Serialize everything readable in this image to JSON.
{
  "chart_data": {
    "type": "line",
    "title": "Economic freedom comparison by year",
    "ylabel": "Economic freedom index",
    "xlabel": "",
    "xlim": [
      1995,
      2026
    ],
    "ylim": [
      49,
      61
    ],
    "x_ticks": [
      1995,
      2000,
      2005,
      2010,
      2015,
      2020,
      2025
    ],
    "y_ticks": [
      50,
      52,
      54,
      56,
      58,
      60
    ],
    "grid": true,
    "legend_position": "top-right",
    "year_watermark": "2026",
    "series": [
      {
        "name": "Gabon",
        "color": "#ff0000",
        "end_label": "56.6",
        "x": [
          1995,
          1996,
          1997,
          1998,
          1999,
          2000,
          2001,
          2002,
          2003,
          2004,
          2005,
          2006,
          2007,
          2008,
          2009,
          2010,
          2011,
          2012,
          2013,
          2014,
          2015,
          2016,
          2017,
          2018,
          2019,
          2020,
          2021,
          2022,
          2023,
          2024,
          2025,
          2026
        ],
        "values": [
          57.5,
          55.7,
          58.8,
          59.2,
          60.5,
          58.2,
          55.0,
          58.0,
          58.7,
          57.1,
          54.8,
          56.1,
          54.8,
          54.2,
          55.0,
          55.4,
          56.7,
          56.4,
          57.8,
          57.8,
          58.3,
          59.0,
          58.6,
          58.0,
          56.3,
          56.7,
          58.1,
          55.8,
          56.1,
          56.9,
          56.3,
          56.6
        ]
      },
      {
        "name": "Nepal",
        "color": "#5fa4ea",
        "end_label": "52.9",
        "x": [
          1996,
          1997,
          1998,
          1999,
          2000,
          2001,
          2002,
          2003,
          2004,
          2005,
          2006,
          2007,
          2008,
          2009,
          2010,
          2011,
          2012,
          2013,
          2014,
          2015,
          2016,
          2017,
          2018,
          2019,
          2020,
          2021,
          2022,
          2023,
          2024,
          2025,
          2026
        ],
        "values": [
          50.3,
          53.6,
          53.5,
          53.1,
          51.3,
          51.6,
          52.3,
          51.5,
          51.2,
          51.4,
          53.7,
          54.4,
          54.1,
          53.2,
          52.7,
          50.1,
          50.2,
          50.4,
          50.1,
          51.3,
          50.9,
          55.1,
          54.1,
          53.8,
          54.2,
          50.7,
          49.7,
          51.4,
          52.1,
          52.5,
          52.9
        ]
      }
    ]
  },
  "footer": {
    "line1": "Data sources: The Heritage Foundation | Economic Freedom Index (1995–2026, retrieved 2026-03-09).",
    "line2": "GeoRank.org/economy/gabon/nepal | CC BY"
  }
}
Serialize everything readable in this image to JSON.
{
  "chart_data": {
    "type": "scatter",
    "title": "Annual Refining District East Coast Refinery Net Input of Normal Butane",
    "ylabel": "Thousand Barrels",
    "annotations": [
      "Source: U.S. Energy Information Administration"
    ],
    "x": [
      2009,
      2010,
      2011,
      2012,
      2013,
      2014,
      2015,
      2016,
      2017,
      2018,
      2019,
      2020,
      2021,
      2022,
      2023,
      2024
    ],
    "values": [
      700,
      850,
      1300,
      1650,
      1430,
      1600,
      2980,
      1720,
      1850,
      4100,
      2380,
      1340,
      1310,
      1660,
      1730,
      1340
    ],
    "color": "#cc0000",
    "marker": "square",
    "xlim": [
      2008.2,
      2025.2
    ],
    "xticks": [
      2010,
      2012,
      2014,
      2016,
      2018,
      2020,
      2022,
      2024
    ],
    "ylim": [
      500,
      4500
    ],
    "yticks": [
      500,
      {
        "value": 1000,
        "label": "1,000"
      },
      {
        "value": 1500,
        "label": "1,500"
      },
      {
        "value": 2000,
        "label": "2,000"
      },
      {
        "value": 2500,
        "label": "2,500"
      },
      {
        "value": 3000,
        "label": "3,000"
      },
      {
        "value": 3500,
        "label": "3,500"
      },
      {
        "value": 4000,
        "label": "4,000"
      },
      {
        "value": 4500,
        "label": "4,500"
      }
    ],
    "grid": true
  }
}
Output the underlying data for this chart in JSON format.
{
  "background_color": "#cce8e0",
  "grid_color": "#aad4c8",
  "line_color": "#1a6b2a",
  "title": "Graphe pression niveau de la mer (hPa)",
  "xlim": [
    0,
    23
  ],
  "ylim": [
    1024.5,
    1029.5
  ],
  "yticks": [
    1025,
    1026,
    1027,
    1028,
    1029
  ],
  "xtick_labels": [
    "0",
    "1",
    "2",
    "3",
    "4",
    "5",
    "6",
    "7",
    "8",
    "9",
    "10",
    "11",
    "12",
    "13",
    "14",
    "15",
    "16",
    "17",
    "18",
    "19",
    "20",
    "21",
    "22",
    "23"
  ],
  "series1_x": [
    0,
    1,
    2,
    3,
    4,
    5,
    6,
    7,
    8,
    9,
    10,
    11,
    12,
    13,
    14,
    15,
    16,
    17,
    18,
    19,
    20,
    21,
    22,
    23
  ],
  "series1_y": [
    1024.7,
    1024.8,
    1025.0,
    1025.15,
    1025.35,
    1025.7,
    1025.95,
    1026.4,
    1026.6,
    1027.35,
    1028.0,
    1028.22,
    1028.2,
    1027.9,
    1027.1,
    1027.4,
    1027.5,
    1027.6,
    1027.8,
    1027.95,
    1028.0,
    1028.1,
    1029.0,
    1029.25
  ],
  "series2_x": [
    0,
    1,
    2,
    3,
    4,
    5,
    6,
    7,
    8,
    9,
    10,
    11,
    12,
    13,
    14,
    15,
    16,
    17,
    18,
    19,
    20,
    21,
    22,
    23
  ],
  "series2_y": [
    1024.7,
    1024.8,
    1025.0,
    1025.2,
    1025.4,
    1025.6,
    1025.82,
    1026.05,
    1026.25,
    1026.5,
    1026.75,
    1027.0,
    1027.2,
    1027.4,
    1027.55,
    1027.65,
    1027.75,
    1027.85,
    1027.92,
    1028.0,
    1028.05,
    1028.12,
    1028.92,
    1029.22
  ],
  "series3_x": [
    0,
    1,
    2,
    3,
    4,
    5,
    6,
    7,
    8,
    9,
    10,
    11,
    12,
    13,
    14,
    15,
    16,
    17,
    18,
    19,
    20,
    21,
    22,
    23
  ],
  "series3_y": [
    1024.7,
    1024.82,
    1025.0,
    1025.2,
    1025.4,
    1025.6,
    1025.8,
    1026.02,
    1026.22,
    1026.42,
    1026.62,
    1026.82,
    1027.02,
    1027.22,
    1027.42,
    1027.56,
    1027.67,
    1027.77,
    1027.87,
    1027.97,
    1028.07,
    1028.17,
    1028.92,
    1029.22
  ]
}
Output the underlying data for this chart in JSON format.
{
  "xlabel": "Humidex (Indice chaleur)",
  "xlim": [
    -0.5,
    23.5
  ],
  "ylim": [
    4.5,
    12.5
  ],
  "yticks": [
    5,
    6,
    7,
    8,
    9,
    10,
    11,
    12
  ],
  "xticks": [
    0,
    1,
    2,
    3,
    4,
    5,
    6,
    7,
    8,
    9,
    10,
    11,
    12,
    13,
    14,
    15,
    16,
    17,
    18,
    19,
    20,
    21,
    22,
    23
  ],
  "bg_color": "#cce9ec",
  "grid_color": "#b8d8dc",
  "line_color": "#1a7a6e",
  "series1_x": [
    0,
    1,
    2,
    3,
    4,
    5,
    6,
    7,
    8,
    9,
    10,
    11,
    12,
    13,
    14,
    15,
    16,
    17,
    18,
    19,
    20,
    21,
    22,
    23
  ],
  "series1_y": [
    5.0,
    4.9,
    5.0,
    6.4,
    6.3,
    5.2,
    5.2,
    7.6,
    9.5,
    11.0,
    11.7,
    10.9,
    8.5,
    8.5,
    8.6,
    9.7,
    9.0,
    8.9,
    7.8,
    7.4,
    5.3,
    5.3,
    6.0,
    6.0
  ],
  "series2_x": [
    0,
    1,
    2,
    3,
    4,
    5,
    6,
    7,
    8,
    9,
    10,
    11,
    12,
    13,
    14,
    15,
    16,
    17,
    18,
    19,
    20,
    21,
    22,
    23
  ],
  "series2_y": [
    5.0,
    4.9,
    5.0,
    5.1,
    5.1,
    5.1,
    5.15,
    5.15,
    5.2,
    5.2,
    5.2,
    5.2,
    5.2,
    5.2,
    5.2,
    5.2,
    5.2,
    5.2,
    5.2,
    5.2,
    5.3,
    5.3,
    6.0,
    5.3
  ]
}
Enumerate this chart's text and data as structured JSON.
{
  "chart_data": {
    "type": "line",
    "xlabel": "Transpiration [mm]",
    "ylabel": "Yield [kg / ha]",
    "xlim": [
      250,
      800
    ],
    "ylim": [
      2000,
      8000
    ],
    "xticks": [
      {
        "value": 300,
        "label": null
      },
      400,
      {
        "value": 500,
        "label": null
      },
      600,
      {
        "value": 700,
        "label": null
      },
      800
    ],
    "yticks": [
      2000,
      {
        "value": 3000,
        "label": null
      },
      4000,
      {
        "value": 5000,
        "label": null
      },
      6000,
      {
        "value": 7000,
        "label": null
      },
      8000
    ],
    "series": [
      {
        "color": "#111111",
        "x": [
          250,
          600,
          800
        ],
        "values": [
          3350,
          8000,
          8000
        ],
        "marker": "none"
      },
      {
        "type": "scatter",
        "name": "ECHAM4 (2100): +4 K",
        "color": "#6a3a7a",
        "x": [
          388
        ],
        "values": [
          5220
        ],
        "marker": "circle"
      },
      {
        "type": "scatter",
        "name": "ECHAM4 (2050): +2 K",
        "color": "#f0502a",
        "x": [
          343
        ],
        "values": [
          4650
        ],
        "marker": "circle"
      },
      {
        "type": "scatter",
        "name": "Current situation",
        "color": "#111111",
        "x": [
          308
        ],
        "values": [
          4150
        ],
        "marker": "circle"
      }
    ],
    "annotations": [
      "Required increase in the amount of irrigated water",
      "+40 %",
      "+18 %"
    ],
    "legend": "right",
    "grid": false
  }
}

**Directions:**
Scan the records above and report how many lines include the word "Economic", without any other text.

**Response to the task:**
3